→ **Problem description**
Count every line of the listing where the string "Smért" occurs, and reply with the count alone.

==*==

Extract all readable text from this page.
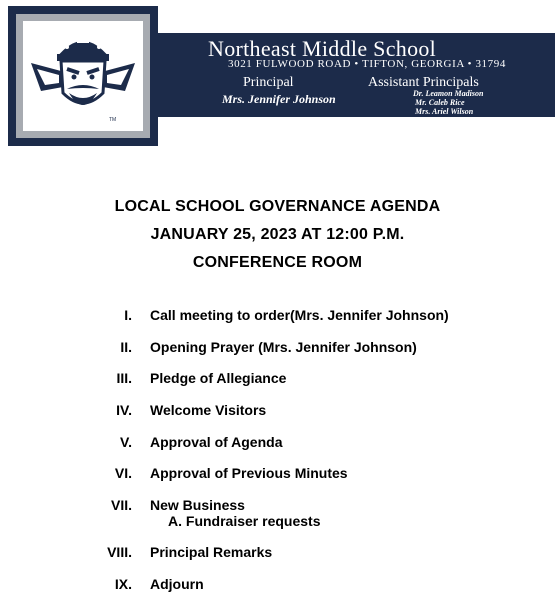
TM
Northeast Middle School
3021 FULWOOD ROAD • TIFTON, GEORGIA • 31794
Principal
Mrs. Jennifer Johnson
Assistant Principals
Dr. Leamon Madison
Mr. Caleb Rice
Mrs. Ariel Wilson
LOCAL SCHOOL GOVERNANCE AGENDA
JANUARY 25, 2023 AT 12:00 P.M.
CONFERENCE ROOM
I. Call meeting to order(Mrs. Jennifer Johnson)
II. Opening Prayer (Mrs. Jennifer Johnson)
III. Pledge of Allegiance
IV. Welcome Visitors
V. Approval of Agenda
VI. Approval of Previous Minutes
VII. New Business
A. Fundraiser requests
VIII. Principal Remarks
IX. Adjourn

==*==

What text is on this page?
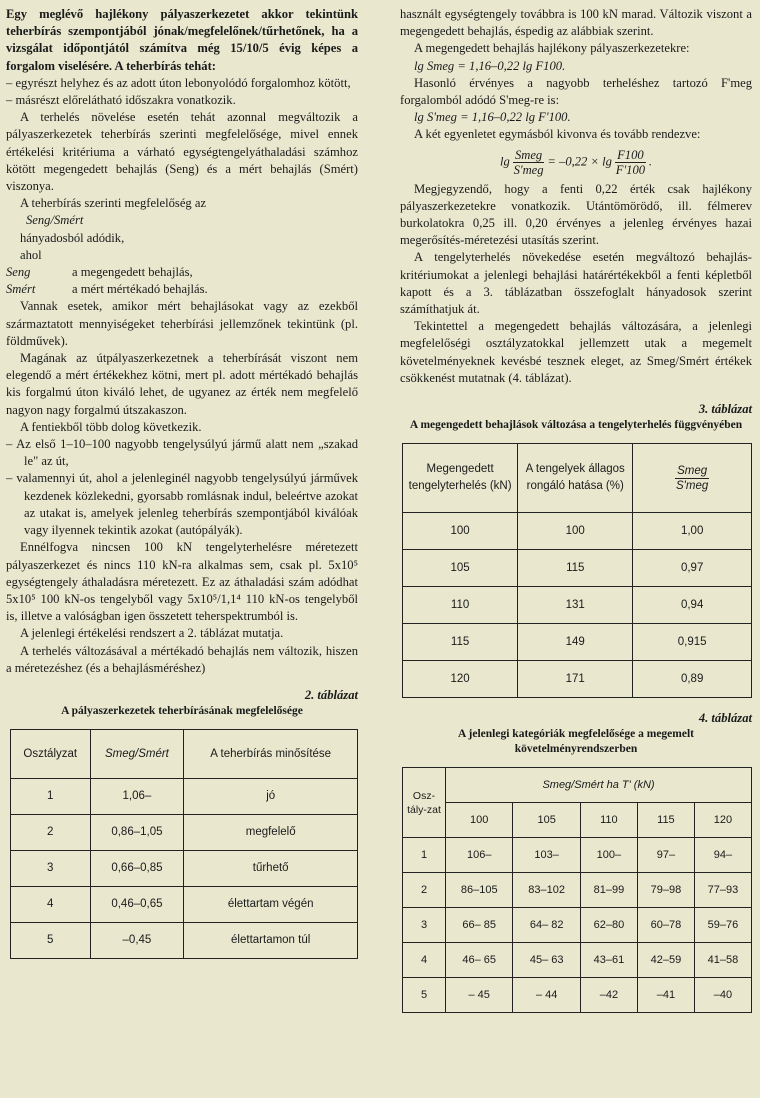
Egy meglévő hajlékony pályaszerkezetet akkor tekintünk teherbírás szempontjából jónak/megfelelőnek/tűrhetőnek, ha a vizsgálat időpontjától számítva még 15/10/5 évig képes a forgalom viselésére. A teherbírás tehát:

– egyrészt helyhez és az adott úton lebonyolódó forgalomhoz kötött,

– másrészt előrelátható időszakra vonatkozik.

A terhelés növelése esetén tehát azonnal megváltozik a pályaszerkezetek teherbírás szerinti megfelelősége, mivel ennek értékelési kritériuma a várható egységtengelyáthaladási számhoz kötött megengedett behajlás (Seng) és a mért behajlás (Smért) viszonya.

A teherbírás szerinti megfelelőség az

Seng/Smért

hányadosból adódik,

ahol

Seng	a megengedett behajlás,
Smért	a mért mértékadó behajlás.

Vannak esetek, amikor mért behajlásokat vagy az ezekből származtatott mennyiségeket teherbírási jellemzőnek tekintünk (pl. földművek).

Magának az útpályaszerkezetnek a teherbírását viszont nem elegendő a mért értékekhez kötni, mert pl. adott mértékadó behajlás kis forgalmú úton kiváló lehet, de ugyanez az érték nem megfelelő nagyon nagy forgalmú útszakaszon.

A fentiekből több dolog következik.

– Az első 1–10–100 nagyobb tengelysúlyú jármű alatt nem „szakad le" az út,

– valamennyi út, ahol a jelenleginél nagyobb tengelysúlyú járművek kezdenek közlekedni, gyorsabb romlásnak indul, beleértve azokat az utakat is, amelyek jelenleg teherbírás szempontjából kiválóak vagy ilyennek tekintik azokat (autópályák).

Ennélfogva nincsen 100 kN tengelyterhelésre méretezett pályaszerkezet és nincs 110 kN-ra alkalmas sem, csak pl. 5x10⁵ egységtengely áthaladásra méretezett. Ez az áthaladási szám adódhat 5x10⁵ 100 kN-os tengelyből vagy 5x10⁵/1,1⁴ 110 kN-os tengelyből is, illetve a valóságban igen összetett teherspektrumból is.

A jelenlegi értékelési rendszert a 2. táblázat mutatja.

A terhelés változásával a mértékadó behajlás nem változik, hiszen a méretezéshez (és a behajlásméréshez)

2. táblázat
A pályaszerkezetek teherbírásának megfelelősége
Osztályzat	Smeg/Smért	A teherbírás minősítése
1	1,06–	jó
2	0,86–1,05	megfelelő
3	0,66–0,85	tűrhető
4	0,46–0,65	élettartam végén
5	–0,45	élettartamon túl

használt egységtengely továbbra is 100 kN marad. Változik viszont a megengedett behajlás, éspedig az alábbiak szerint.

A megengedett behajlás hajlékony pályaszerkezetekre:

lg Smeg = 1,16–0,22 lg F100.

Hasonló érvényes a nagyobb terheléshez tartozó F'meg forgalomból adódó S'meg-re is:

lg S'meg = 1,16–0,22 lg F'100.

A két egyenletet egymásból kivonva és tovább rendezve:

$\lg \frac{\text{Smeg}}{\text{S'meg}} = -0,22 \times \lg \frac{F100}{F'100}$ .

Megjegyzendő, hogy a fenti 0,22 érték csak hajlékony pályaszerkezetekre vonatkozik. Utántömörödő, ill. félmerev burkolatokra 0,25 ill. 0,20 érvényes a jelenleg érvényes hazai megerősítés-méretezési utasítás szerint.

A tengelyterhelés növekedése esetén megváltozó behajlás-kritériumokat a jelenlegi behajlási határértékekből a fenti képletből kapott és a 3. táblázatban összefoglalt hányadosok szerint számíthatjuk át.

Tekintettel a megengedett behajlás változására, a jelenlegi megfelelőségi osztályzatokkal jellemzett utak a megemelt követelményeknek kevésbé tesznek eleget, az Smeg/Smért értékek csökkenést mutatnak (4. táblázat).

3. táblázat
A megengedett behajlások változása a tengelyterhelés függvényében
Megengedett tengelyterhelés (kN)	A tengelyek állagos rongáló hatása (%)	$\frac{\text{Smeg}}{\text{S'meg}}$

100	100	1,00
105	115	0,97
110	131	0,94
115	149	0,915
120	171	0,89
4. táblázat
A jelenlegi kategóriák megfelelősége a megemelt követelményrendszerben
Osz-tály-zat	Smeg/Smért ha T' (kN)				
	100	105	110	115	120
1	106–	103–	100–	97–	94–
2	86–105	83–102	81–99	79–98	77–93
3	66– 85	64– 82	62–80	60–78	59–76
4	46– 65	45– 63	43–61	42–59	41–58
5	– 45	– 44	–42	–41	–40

==*==

→ **The answer**
6